_RECORDS SHOWN:_
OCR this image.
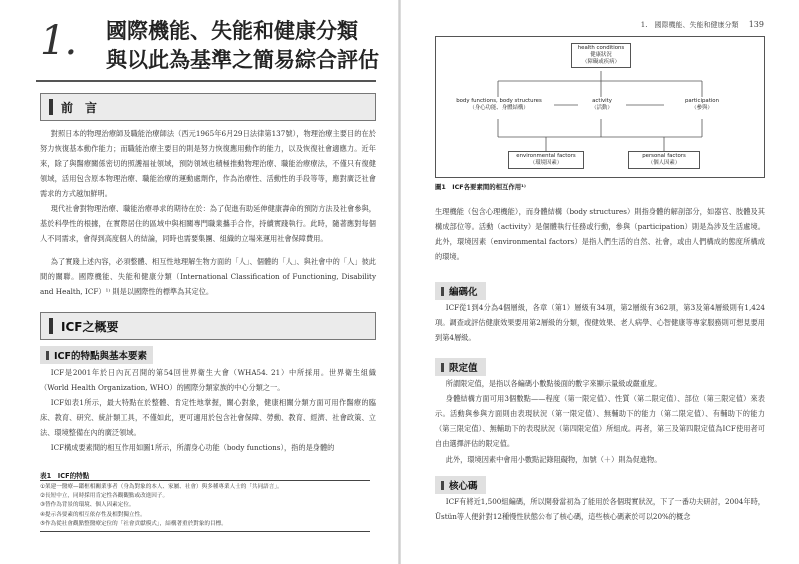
1. 國際機能、失能和健康分類
與以此為基準之簡易綜合評估
前　言
對照日本的物理治療師及職能治療師法（西元1965年6月29日法律第137號），物理治療主要目的在於努力恢復基本動作能力；而職能治療主要目的則是努力恢復應用動作的能力，以及恢復社會適應力。近年來，除了與醫療關係密切的照護福祉領域，預防領域也積極推動物理治療、職能治療療法，不僅只有復健領域，活用包含原本物理治療、職能治療的運動處劑作，作為治療性、活動性的手段等等，應對廣泛社會需求的方式越加鮮明。
現代社會對物理治療、職能治療尋求的期待在於：為了促進有助延伸健康壽命的預防方法及社會參與，基於科學性的根據，在實際居住的區域中與相關專門職業攜手合作，持續實踐執行。此時，隨著應對每個人不同需求，會得到高度個人的結論，同時也需要集團、組織的立場來運用社會保障費用。
為了實踐上述內容，必須整體、相互性地理解生物方面的「人」、個體的「人」、與社會中的「人」彼此間的關聯。國際機能、失能和健康分類（International Classification of Functioning, Disability and Health, ICF）¹⁾ 則是以國際性的標準為其定位。
ICF之概要
ICF的特點與基本要素
ICF是2001年於日內瓦召開的第54回世界衛生大會（WHA54. 21）中所採用。世界衛生組織（World Health Organization, WHO）的國際分類家族的中心分類之一。
ICF如表1所示，最大特點在於整體、肯定性地掌握，關心對象，健康相關分類方面可用作醫療的臨床、教育、研究、統計類工具，不僅如此，更可適用於包含社會保障、勞動、教育、經濟、社會政策、立法、環境整備在內的廣泛領域。
ICF構成要素間的相互作用如圖1所示，所謂身心功能（body functions），指的是身體的
表1　ICF的特點
①架建一醫療—鑑框相關業事者（身為對象的本人、家屬、社會）與多種專業人士的「共同語言」。
②長短中立，同時採用肯定性各觀觀點或改進因子。
③替作為背景的環境、個人因素定位。
④提示各要素的相互依存性及相對獨立性。
⑤作為從社會觀點整醫療定位的「社會貢獻模式」，結構著重於對象的目標。
1.　國際機能、失能和健康分類 139
health conditions
健康狀況
（障礙或疾病）
body functions, body structures
（身心功能、身體結構）
activity
（活動）
participation
（參與）
environmental factors
（環境因素）
personal factors
（個人因素）
圖1　ICF各要素間的相互作用¹⁾
生理機能（包含心理機能），而身體結構（body structures）則指身體的解剖部分，如器官、肢體及其構成部位等。活動（activity）是個體執行任務或行動，參與（participation）則是為涉及生活處境。此外，環境因素（environmental factors）是指人們生活的自然、社會，或由人們構成的態度所構成的環境。
編碼化
ICF從1到4分為4個層級，各章（第1）層級有34項，第2層級有362項，第3及第4層級則有1,424項。調查或評估健康效果要用第2層級的分類，復健效果、老人病學、心智健康等專家服務則可想見要用到第4層級。
限定值
所謂限定值，是指以各編碼小數點後面的數字來顯示量級或嚴重度。
身體結構方面可用3個數點——程度（第一限定值）、性質（第二限定值）、部位（第三限定值）來表示。活動與參與方面則由表現狀況（第一限定值）、無輔助下的能力（第二限定值）、有輔助下的能力（第三限定值）、無輔助下的表現狀況（第四限定值）所組成。再者，第三及第四限定值為ICF使用者可自由選擇評估的限定值。
此外，環境因素中會用小數點記錄阻礙物，加號（＋）則為促進物。
核心碼
ICF有將近1,500組編碼，所以開發當初為了能用於各個現實狀況，下了一番功夫研討，2004年時，Üstün等人便針對12種慢性狀態公布了核心碼，這些核心碼紊於可以20%的概念
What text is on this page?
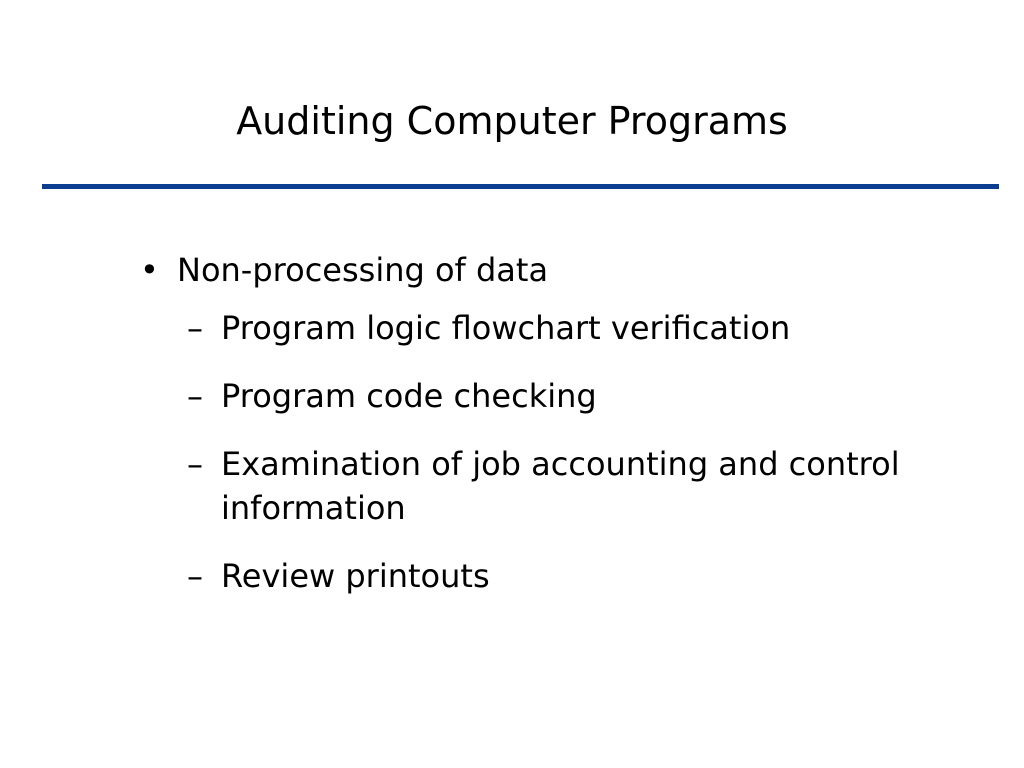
Auditing Computer Programs
• Non-processing of data
– Program logic flowchart verification
– Program code checking
– Examination of job accounting and control information
– Review printouts
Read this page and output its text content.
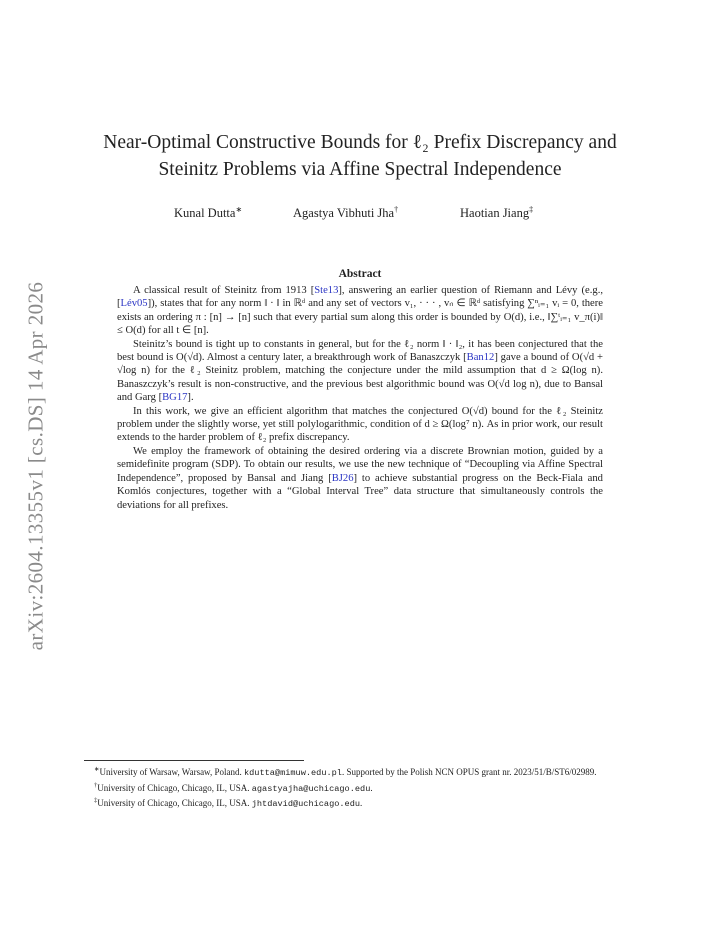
arXiv:2604.13355v1 [cs.DS] 14 Apr 2026
Near-Optimal Constructive Bounds for ℓ₂ Prefix Discrepancy and
Steinitz Problems via Affine Spectral Independence
Kunal Dutta∗	Agastya Vibhuti Jha†	Haotian Jiang‡
Abstract

A classical result of Steinitz from 1913 [Ste13], answering an earlier question of Riemann and Lévy (e.g., [Lév05]), states that for any norm ‖ · ‖ in ℝᵈ and any set of vectors v₁, · · · , vₙ ∈ ℝᵈ satisfying ∑ⁿᵢ₌₁ vᵢ = 0, there exists an ordering π : [n] → [n] such that every partial sum along this order is bounded by O(d), i.e., ‖∑ᵗᵢ₌₁ v_π(i)‖ ≤ O(d) for all t ∈ [n].

Steinitz’s bound is tight up to constants in general, but for the ℓ₂ norm ‖ · ‖₂, it has been conjectured that the best bound is O(√d). Almost a century later, a breakthrough work of Banaszczyk [Ban12] gave a bound of O(√d + √log n) for the ℓ₂ Steinitz problem, matching the conjecture under the mild assumption that d ≥ Ω(log n). Banaszczyk’s result is non-constructive, and the previous best algorithmic bound was O(√d log n), due to Bansal and Garg [BG17].

In this work, we give an efficient algorithm that matches the conjectured O(√d) bound for the ℓ₂ Steinitz problem under the slightly worse, yet still polylogarithmic, condition of d ≥ Ω(log⁷ n). As in prior work, our result extends to the harder problem of ℓ₂ prefix discrepancy.

We employ the framework of obtaining the desired ordering via a discrete Brownian motion, guided by a semidefinite program (SDP). To obtain our results, we use the new technique of “Decoupling via Affine Spectral Independence”, proposed by Bansal and Jiang [BJ26] to achieve substantial progress on the Beck-Fiala and Komlós conjectures, together with a “Global Interval Tree” data structure that simultaneously controls the deviations for all prefixes.

∗University of Warsaw, Warsaw, Poland. kdutta@mimuw.edu.pl. Supported by the Polish NCN OPUS grant nr. 2023/51/B/ST6/02989.

†University of Chicago, Chicago, IL, USA. agastyajha@uchicago.edu.

‡University of Chicago, Chicago, IL, USA. jhtdavid@uchicago.edu.
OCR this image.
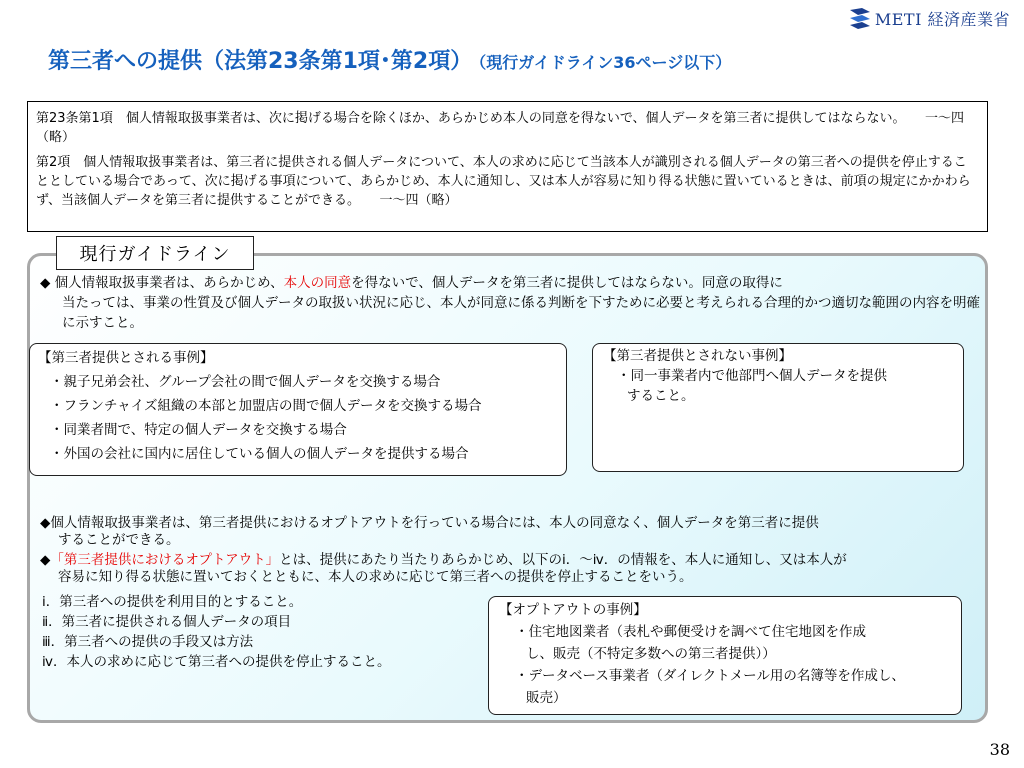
METI 経済産業省
第三者への提供（法第23条第1項･第2項） （現行ガイドライン36ページ以下）

第23条第1項　個人情報取扱事業者は、次に掲げる場合を除くほか、あらかじめ本人の同意を得ないで、個人データを第三者に提供してはならない。　　一～四（略）

第2項　個人情報取扱事業者は、第三者に提供される個人データについて、本人の求めに応じて当該本人が識別される個人データの第三者への提供を停止することとしている場合であって、次に掲げる事項について、あらかじめ、本人に通知し、又は本人が容易に知り得る状態に置いているときは、前項の規定にかかわらず、当該個人データを第三者に提供することができる。　　一～四（略）

現行ガイドライン
◆ 個人情報取扱事業者は、あらかじめ、本人の同意を得ないで、個人データを第三者に提供してはならない。同意の取得に
当たっては、事業の性質及び個人データの取扱い状況に応じ、本人が同意に係る判断を下すために必要と考えられる合理的かつ適切な範囲の内容を明確に示すこと。
【第三者提供とされる事例】
・親子兄弟会社、グループ会社の間で個人データを交換する場合
・フランチャイズ組織の本部と加盟店の間で個人データを交換する場合
・同業者間で、特定の個人データを交換する場合
・外国の会社に国内に居住している個人の個人データを提供する場合
【第三者提供とされない事例】
・同一事業者内で他部門へ個人データを提供
すること。
◆個人情報取扱事業者は、第三者提供におけるオプトアウトを行っている場合には、本人の同意なく、個人データを第三者に提供
することができる。
◆「第三者提供におけるオプトアウト」とは、提供にあたり当たりあらかじめ、以下のⅰ．～ⅳ．の情報を、本人に通知し、又は本人が
容易に知り得る状態に置いておくとともに、本人の求めに応じて第三者への提供を停止することをいう。
ⅰ．第三者への提供を利用目的とすること。
ⅱ．第三者に提供される個人データの項目
ⅲ．第三者への提供の手段又は方法
ⅳ．本人の求めに応じて第三者への提供を停止すること。
【オプトアウトの事例】
・住宅地図業者（表札や郵便受けを調べて住宅地図を作成
し、販売（不特定多数への第三者提供））
・データベース事業者（ダイレクトメール用の名簿等を作成し、
販売）
38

_WHAT THIS TASK INVOLVES:_
Pull out and copy each line containing the string "page".

_THE REPLY:_
What text is on this page?
Read this page and output its text content.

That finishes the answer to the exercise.